Your goal:
Restate each of the lines below word for word and drop every picture.

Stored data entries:
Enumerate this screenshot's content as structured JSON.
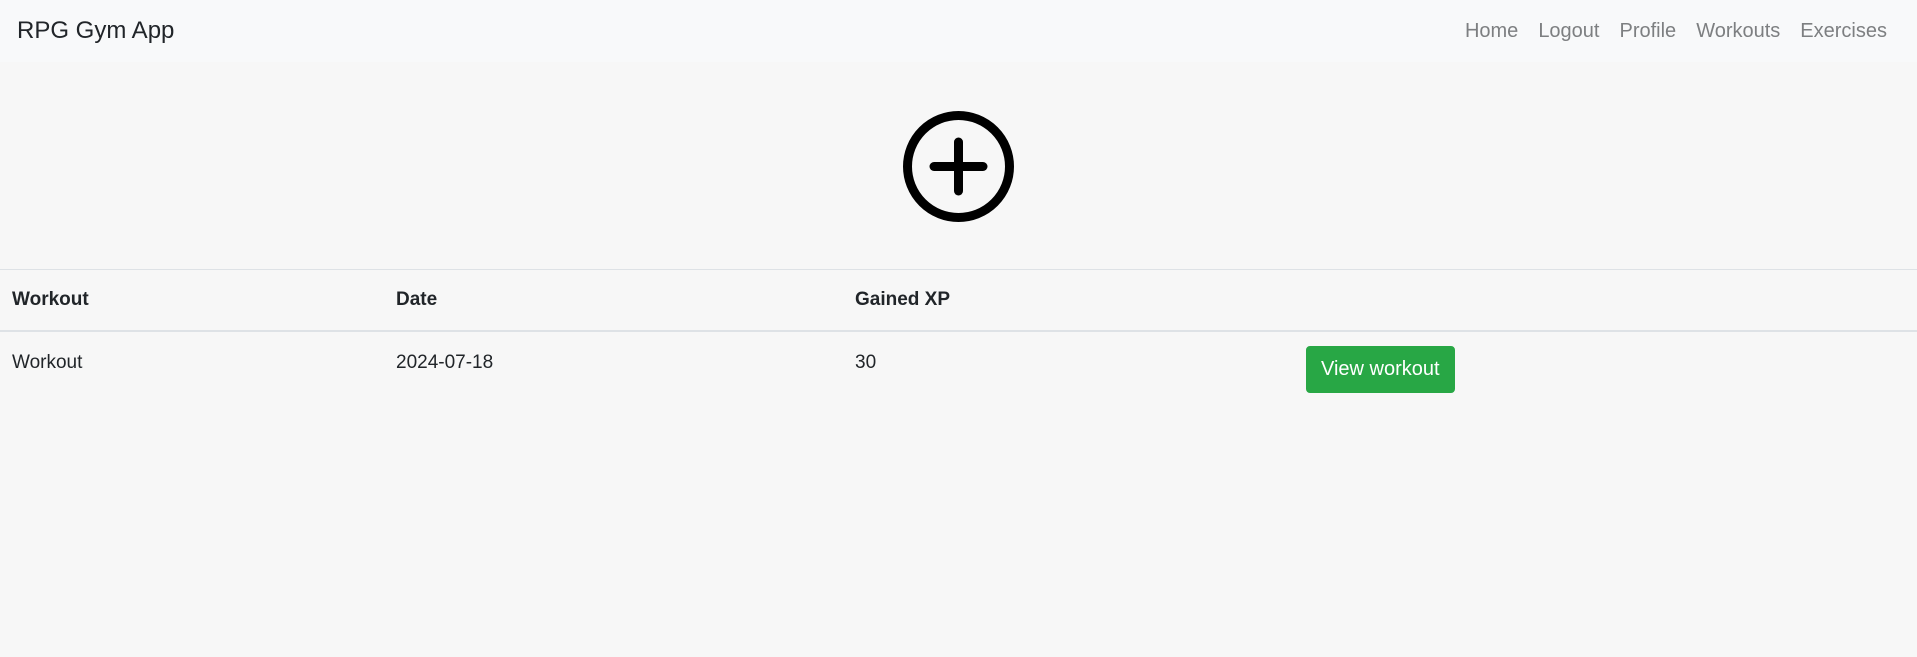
{
  "navbar": {
    "brand": "RPG Gym App",
    "links": [
      "Home",
      "Logout",
      "Profile",
      "Workouts",
      "Exercises"
    ]
  },
  "add_button": {
    "icon": "plus-circle-icon"
  },
  "table": {
    "headers": [
      "Workout",
      "Date",
      "Gained XP",
      ""
    ],
    "rows": [
      {
        "workout": "Workout",
        "date": "2024-07-18",
        "xp": "30",
        "action_label": "View workout"
      }
    ]
  },
  "colors": {
    "navbar_bg": "#f8f9fa",
    "page_bg": "#f7f7f7",
    "nav_link": "#7d7f81",
    "success_button": "#28a745"
  }
}
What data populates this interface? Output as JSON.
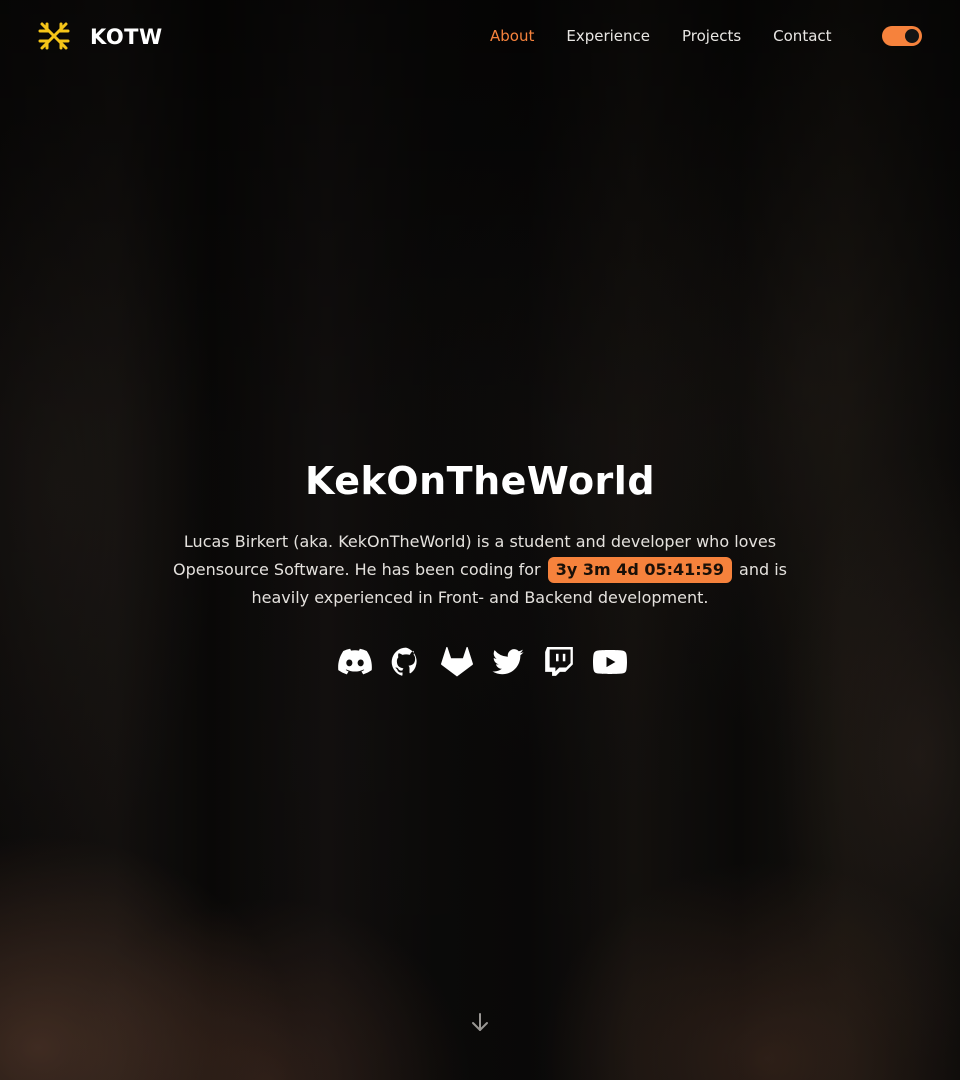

Solution for this exercise:
Enumerate this screenshot's content as structured JSON.
{
  "navbar": {
    "brand": "RPG Gym App",
    "links": [
      "Home",
      "Logout",
      "Profile",
      "Workouts",
      "Exercises"
    ]
  },
  "add_button": {
    "icon": "plus-circle-icon"
  },
  "table": {
    "headers": [
      "Workout",
      "Date",
      "Gained XP",
      ""
    ],
    "rows": [
      {
        "workout": "Workout",
        "date": "2024-07-18",
        "xp": "30",
        "action_label": "View workout"
      }
    ]
  },
  "colors": {
    "navbar_bg": "#f8f9fa",
    "page_bg": "#f7f7f7",
    "nav_link": "#7d7f81",
    "success_button": "#28a745"
  }
}
What data populates this interface? Output as JSON.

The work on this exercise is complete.